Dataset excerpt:
════════
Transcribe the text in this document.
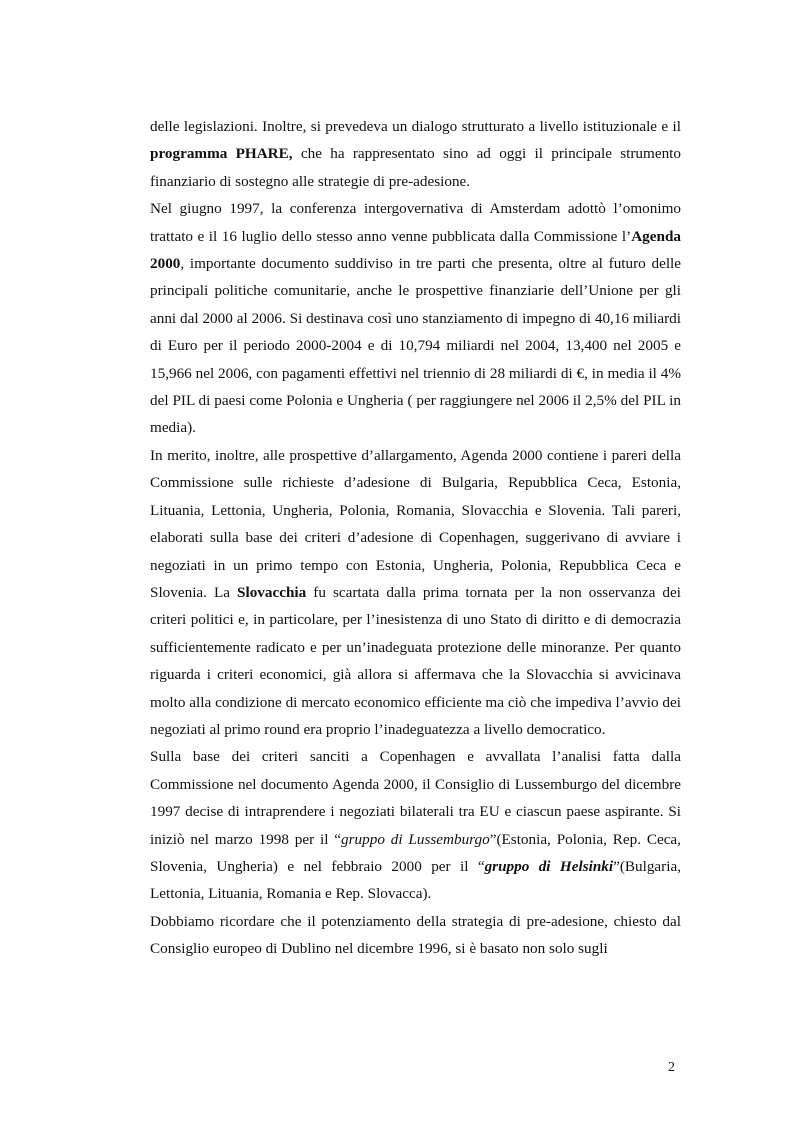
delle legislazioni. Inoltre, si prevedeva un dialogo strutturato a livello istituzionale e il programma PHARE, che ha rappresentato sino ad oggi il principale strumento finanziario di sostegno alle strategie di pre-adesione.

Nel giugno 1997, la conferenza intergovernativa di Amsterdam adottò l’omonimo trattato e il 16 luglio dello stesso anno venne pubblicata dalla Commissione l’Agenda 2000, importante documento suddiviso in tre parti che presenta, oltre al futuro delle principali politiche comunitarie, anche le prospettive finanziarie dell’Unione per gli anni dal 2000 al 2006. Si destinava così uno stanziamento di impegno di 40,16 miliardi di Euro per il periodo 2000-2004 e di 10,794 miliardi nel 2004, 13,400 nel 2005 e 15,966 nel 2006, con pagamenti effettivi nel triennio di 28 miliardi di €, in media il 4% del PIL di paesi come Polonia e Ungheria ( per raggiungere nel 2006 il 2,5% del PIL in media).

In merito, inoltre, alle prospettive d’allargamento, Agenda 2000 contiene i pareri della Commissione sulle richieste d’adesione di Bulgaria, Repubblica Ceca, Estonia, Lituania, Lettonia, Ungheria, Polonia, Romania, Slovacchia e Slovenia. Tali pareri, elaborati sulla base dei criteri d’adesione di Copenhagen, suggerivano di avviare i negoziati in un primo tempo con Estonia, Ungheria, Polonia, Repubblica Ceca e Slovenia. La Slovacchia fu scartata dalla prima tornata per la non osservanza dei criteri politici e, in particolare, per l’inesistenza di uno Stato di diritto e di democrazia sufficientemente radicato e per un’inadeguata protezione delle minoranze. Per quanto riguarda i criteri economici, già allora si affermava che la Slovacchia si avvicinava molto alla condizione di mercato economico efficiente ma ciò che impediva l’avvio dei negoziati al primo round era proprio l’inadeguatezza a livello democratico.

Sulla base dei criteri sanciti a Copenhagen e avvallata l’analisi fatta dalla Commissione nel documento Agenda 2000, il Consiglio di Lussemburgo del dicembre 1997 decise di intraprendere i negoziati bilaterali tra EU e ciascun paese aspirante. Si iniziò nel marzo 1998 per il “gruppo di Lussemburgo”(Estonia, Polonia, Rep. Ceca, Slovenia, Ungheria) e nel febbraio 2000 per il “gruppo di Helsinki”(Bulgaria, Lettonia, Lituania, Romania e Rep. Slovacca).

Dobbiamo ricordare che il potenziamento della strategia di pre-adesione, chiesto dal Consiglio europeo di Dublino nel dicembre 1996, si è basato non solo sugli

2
════════
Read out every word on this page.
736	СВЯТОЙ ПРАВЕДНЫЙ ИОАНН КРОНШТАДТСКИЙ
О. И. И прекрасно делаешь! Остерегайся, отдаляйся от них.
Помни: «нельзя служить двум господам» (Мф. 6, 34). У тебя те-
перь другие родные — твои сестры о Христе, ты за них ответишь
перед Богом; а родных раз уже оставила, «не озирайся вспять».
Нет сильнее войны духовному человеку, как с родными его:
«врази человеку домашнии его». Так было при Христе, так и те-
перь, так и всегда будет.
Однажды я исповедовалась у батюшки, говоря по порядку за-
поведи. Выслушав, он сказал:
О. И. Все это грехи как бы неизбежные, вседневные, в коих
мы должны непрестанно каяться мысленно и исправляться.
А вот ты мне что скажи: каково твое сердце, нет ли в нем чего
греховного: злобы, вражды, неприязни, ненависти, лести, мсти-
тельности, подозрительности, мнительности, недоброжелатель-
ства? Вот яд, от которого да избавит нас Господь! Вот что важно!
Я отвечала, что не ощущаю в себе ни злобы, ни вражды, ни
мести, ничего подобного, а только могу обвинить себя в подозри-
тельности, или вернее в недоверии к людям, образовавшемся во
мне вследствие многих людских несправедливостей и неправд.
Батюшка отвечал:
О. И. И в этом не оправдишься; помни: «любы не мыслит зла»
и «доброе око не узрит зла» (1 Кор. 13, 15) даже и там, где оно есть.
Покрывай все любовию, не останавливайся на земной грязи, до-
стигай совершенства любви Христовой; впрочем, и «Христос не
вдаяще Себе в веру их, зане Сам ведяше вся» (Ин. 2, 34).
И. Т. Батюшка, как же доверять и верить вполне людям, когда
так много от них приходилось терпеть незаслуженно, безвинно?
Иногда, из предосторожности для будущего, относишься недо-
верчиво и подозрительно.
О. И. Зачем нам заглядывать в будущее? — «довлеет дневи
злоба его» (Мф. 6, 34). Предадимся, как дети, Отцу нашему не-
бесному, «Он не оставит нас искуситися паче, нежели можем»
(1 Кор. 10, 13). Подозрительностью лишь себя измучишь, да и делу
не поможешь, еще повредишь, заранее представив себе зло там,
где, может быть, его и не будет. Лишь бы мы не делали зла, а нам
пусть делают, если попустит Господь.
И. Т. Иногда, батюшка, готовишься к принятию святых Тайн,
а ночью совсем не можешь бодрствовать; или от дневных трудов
════════
TASK DETAILS ::
Your answer should be a single number: the count of lines that contain "Господь".

THE RESPONSE ::
2